[RECORDS SHOWN start]

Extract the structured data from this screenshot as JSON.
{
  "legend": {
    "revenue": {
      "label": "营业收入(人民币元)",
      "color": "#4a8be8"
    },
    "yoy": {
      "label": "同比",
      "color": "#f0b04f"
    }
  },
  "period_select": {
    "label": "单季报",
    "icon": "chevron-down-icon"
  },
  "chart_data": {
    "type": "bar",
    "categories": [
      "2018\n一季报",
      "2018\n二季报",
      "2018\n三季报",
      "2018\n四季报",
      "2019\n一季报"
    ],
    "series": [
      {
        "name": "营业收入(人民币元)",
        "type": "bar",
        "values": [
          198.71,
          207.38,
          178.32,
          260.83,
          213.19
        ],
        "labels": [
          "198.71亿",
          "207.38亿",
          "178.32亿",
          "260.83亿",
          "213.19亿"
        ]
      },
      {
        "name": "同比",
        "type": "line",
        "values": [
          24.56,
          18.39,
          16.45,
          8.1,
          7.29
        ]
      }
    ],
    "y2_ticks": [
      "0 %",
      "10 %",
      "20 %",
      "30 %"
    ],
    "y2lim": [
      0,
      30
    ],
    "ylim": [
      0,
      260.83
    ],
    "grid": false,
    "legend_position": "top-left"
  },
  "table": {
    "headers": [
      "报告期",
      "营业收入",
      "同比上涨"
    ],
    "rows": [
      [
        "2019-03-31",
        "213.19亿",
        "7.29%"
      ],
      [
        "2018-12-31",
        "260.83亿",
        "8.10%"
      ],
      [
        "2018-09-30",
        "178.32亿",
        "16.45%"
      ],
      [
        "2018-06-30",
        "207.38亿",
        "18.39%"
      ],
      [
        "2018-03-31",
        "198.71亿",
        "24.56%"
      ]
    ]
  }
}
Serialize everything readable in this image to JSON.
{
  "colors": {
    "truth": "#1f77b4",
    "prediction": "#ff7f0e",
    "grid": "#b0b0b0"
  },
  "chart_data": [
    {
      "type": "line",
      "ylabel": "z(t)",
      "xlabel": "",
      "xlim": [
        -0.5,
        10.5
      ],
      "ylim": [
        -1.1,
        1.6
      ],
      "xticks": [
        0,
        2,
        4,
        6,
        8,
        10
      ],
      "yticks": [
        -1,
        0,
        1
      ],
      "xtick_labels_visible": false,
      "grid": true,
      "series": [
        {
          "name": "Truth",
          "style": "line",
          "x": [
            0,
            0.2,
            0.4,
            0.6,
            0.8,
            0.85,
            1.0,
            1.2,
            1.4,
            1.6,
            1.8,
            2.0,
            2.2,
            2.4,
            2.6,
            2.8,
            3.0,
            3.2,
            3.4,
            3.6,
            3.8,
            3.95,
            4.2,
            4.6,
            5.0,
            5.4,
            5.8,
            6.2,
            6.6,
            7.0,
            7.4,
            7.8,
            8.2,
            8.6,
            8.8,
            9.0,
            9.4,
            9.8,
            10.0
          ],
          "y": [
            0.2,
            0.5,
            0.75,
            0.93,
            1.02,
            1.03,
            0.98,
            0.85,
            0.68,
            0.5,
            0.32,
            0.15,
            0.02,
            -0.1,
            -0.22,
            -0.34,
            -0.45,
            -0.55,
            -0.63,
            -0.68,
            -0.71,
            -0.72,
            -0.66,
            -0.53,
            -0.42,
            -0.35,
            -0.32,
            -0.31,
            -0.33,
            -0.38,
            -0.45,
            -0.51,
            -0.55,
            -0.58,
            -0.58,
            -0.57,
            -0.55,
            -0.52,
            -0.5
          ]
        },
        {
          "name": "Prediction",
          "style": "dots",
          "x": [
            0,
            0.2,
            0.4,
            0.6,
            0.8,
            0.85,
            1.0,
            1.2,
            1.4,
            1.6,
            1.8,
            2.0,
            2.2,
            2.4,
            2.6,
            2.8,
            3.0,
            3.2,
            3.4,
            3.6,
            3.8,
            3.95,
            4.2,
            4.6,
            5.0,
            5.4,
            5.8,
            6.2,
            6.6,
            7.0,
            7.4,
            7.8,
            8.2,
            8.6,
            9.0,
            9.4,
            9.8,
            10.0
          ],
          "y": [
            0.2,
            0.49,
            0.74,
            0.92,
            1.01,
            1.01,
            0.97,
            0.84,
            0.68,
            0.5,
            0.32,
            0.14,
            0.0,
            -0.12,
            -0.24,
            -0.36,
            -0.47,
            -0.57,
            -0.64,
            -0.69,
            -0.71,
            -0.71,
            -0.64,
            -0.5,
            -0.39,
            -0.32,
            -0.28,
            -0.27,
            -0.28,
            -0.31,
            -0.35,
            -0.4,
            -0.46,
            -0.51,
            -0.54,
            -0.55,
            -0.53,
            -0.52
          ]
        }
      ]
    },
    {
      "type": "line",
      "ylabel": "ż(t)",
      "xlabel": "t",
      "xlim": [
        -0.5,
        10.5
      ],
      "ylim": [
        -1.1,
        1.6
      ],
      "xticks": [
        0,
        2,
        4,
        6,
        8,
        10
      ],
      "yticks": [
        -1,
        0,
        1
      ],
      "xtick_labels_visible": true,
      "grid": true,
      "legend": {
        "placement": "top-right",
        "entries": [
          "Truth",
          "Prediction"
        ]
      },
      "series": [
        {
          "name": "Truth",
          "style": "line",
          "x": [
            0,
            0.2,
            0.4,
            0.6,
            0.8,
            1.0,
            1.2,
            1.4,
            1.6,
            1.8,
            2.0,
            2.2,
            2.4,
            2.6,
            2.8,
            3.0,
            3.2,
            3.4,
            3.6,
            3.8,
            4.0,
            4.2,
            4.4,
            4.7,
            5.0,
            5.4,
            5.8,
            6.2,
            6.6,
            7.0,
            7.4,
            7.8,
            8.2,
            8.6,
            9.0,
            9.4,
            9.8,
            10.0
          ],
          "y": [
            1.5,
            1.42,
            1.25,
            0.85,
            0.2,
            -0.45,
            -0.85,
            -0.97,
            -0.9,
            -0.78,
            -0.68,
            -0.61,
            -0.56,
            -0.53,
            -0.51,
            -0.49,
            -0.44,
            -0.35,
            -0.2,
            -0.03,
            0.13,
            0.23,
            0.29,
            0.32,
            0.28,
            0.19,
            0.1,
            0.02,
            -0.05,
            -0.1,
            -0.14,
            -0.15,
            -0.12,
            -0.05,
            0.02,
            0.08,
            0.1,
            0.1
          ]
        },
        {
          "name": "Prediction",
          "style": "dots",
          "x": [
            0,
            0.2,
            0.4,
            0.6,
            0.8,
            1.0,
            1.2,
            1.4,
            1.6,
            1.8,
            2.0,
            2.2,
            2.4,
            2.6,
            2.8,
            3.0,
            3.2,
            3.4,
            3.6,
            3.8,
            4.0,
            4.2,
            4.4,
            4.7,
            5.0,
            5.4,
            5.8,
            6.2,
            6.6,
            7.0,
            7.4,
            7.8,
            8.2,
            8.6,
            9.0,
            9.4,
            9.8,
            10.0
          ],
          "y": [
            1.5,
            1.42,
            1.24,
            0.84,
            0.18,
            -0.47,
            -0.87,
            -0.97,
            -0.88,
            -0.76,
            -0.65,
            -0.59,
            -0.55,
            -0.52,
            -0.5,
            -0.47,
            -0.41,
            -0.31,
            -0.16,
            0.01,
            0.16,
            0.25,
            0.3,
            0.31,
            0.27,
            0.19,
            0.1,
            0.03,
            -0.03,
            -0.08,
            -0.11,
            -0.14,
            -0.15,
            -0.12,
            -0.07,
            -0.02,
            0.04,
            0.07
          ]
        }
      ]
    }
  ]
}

[RECORDS SHOWN end]

DIRECTIONS >> Each record above must be given again exactly.

RESPONSE >>
Extract the structured data from this screenshot as JSON.
{
  "legend": {
    "revenue": {
      "label": "营业收入(人民币元)",
      "color": "#4a8be8"
    },
    "yoy": {
      "label": "同比",
      "color": "#f0b04f"
    }
  },
  "period_select": {
    "label": "单季报",
    "icon": "chevron-down-icon"
  },
  "chart_data": {
    "type": "bar",
    "categories": [
      "2018\n一季报",
      "2018\n二季报",
      "2018\n三季报",
      "2018\n四季报",
      "2019\n一季报"
    ],
    "series": [
      {
        "name": "营业收入(人民币元)",
        "type": "bar",
        "values": [
          198.71,
          207.38,
          178.32,
          260.83,
          213.19
        ],
        "labels": [
          "198.71亿",
          "207.38亿",
          "178.32亿",
          "260.83亿",
          "213.19亿"
        ]
      },
      {
        "name": "同比",
        "type": "line",
        "values": [
          24.56,
          18.39,
          16.45,
          8.1,
          7.29
        ]
      }
    ],
    "y2_ticks": [
      "0 %",
      "10 %",
      "20 %",
      "30 %"
    ],
    "y2lim": [
      0,
      30
    ],
    "ylim": [
      0,
      260.83
    ],
    "grid": false,
    "legend_position": "top-left"
  },
  "table": {
    "headers": [
      "报告期",
      "营业收入",
      "同比上涨"
    ],
    "rows": [
      [
        "2019-03-31",
        "213.19亿",
        "7.29%"
      ],
      [
        "2018-12-31",
        "260.83亿",
        "8.10%"
      ],
      [
        "2018-09-30",
        "178.32亿",
        "16.45%"
      ],
      [
        "2018-06-30",
        "207.38亿",
        "18.39%"
      ],
      [
        "2018-03-31",
        "198.71亿",
        "24.56%"
      ]
    ]
  }
}
Serialize everything readable in this image to JSON.
{
  "colors": {
    "truth": "#1f77b4",
    "prediction": "#ff7f0e",
    "grid": "#b0b0b0"
  },
  "chart_data": [
    {
      "type": "line",
      "ylabel": "z(t)",
      "xlabel": "",
      "xlim": [
        -0.5,
        10.5
      ],
      "ylim": [
        -1.1,
        1.6
      ],
      "xticks": [
        0,
        2,
        4,
        6,
        8,
        10
      ],
      "yticks": [
        -1,
        0,
        1
      ],
      "xtick_labels_visible": false,
      "grid": true,
      "series": [
        {
          "name": "Truth",
          "style": "line",
          "x": [
            0,
            0.2,
            0.4,
            0.6,
            0.8,
            0.85,
            1.0,
            1.2,
            1.4,
            1.6,
            1.8,
            2.0,
            2.2,
            2.4,
            2.6,
            2.8,
            3.0,
            3.2,
            3.4,
            3.6,
            3.8,
            3.95,
            4.2,
            4.6,
            5.0,
            5.4,
            5.8,
            6.2,
            6.6,
            7.0,
            7.4,
            7.8,
            8.2,
            8.6,
            8.8,
            9.0,
            9.4,
            9.8,
            10.0
          ],
          "y": [
            0.2,
            0.5,
            0.75,
            0.93,
            1.02,
            1.03,
            0.98,
            0.85,
            0.68,
            0.5,
            0.32,
            0.15,
            0.02,
            -0.1,
            -0.22,
            -0.34,
            -0.45,
            -0.55,
            -0.63,
            -0.68,
            -0.71,
            -0.72,
            -0.66,
            -0.53,
            -0.42,
            -0.35,
            -0.32,
            -0.31,
            -0.33,
            -0.38,
            -0.45,
            -0.51,
            -0.55,
            -0.58,
            -0.58,
            -0.57,
            -0.55,
            -0.52,
            -0.5
          ]
        },
        {
          "name": "Prediction",
          "style": "dots",
          "x": [
            0,
            0.2,
            0.4,
            0.6,
            0.8,
            0.85,
            1.0,
            1.2,
            1.4,
            1.6,
            1.8,
            2.0,
            2.2,
            2.4,
            2.6,
            2.8,
            3.0,
            3.2,
            3.4,
            3.6,
            3.8,
            3.95,
            4.2,
            4.6,
            5.0,
            5.4,
            5.8,
            6.2,
            6.6,
            7.0,
            7.4,
            7.8,
            8.2,
            8.6,
            9.0,
            9.4,
            9.8,
            10.0
          ],
          "y": [
            0.2,
            0.49,
            0.74,
            0.92,
            1.01,
            1.01,
            0.97,
            0.84,
            0.68,
            0.5,
            0.32,
            0.14,
            0.0,
            -0.12,
            -0.24,
            -0.36,
            -0.47,
            -0.57,
            -0.64,
            -0.69,
            -0.71,
            -0.71,
            -0.64,
            -0.5,
            -0.39,
            -0.32,
            -0.28,
            -0.27,
            -0.28,
            -0.31,
            -0.35,
            -0.4,
            -0.46,
            -0.51,
            -0.54,
            -0.55,
            -0.53,
            -0.52
          ]
        }
      ]
    },
    {
      "type": "line",
      "ylabel": "ż(t)",
      "xlabel": "t",
      "xlim": [
        -0.5,
        10.5
      ],
      "ylim": [
        -1.1,
        1.6
      ],
      "xticks": [
        0,
        2,
        4,
        6,
        8,
        10
      ],
      "yticks": [
        -1,
        0,
        1
      ],
      "xtick_labels_visible": true,
      "grid": true,
      "legend": {
        "placement": "top-right",
        "entries": [
          "Truth",
          "Prediction"
        ]
      },
      "series": [
        {
          "name": "Truth",
          "style": "line",
          "x": [
            0,
            0.2,
            0.4,
            0.6,
            0.8,
            1.0,
            1.2,
            1.4,
            1.6,
            1.8,
            2.0,
            2.2,
            2.4,
            2.6,
            2.8,
            3.0,
            3.2,
            3.4,
            3.6,
            3.8,
            4.0,
            4.2,
            4.4,
            4.7,
            5.0,
            5.4,
            5.8,
            6.2,
            6.6,
            7.0,
            7.4,
            7.8,
            8.2,
            8.6,
            9.0,
            9.4,
            9.8,
            10.0
          ],
          "y": [
            1.5,
            1.42,
            1.25,
            0.85,
            0.2,
            -0.45,
            -0.85,
            -0.97,
            -0.9,
            -0.78,
            -0.68,
            -0.61,
            -0.56,
            -0.53,
            -0.51,
            -0.49,
            -0.44,
            -0.35,
            -0.2,
            -0.03,
            0.13,
            0.23,
            0.29,
            0.32,
            0.28,
            0.19,
            0.1,
            0.02,
            -0.05,
            -0.1,
            -0.14,
            -0.15,
            -0.12,
            -0.05,
            0.02,
            0.08,
            0.1,
            0.1
          ]
        },
        {
          "name": "Prediction",
          "style": "dots",
          "x": [
            0,
            0.2,
            0.4,
            0.6,
            0.8,
            1.0,
            1.2,
            1.4,
            1.6,
            1.8,
            2.0,
            2.2,
            2.4,
            2.6,
            2.8,
            3.0,
            3.2,
            3.4,
            3.6,
            3.8,
            4.0,
            4.2,
            4.4,
            4.7,
            5.0,
            5.4,
            5.8,
            6.2,
            6.6,
            7.0,
            7.4,
            7.8,
            8.2,
            8.6,
            9.0,
            9.4,
            9.8,
            10.0
          ],
          "y": [
            1.5,
            1.42,
            1.24,
            0.84,
            0.18,
            -0.47,
            -0.87,
            -0.97,
            -0.88,
            -0.76,
            -0.65,
            -0.59,
            -0.55,
            -0.52,
            -0.5,
            -0.47,
            -0.41,
            -0.31,
            -0.16,
            0.01,
            0.16,
            0.25,
            0.3,
            0.31,
            0.27,
            0.19,
            0.1,
            0.03,
            -0.03,
            -0.08,
            -0.11,
            -0.14,
            -0.15,
            -0.12,
            -0.07,
            -0.02,
            0.04,
            0.07
          ]
        }
      ]
    }
  ]
}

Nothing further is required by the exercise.